[PROBLEM TO WORK ON] In the listing below, find every line with the string "spiritus" and pull it out.

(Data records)

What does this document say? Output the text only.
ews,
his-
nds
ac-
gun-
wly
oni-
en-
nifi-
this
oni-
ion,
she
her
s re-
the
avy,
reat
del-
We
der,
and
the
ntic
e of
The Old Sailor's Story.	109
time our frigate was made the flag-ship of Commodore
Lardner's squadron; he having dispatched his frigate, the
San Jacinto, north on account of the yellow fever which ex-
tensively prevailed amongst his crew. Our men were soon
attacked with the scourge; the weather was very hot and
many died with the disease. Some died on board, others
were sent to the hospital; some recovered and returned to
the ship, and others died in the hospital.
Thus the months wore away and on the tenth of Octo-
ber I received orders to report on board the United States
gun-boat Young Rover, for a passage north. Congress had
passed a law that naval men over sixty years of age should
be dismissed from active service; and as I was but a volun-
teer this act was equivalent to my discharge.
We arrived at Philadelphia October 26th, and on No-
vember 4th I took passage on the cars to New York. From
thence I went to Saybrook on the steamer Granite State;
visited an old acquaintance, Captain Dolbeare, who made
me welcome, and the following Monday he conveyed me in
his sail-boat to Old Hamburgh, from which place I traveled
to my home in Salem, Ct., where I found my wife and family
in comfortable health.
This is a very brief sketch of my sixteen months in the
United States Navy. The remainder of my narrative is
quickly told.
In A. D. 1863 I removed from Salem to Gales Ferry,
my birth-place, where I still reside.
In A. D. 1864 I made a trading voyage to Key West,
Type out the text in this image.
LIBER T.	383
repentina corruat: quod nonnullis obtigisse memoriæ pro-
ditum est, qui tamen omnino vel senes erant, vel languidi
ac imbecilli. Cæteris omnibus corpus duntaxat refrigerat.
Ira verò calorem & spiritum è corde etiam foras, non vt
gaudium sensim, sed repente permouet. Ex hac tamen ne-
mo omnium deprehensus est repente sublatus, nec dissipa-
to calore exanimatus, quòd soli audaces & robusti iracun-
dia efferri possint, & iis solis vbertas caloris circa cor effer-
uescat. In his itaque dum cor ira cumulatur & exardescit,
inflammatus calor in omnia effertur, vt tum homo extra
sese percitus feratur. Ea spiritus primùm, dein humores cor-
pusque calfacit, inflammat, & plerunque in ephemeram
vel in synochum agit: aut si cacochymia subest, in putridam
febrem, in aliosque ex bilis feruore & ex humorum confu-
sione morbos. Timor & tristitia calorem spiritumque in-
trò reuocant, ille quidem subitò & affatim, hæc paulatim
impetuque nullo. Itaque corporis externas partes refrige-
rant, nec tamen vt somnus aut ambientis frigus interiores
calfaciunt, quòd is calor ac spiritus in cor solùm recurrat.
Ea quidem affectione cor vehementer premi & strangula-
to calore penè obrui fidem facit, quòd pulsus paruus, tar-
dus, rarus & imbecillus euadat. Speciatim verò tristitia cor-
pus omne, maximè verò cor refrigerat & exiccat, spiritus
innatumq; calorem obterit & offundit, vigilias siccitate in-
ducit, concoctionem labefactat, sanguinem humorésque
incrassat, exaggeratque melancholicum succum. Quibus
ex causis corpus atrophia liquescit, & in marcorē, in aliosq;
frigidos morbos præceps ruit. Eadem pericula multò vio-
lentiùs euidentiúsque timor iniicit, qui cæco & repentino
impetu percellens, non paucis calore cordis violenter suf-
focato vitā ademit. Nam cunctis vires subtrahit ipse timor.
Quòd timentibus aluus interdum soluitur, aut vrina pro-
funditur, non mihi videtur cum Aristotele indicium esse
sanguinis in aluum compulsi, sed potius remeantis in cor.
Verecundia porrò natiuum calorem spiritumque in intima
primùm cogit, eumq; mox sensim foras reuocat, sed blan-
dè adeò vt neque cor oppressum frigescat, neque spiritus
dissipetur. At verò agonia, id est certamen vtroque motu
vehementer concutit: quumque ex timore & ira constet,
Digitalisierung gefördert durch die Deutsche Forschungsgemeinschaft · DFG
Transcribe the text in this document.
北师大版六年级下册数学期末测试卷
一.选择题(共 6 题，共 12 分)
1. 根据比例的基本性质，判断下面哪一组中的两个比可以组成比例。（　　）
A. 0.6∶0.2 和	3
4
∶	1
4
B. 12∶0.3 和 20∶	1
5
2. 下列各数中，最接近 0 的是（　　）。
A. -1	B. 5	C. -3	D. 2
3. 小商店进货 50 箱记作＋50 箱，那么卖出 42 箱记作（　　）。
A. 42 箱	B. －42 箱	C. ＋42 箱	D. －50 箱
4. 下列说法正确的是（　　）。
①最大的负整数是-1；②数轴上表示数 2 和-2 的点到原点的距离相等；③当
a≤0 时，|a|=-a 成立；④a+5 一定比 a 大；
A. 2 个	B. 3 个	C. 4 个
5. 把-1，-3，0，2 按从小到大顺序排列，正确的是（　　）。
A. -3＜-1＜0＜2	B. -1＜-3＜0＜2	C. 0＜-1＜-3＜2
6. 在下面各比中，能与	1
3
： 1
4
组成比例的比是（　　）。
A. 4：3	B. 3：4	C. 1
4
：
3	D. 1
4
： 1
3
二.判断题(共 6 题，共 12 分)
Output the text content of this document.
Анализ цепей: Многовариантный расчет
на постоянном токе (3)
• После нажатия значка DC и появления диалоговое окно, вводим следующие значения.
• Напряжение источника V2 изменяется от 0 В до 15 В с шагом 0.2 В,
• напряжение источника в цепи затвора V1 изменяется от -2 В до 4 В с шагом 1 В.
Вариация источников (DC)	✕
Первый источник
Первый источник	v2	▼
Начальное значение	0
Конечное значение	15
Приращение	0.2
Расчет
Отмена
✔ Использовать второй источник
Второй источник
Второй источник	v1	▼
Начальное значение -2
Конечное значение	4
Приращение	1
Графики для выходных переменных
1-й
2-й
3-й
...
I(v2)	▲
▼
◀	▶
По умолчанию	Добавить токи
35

[WRITTEN SOLUTION]
sese percitus feratur. Ea spiritus primùm, dein humores cor-
calfaciunt, quòd is calor ac spiritus in cor solùm recurrat.
pus omne, maximè verò cor refrigerat & exiccat, spiritus
dè adeò vt neque cor oppressum frigescat, neque spiritus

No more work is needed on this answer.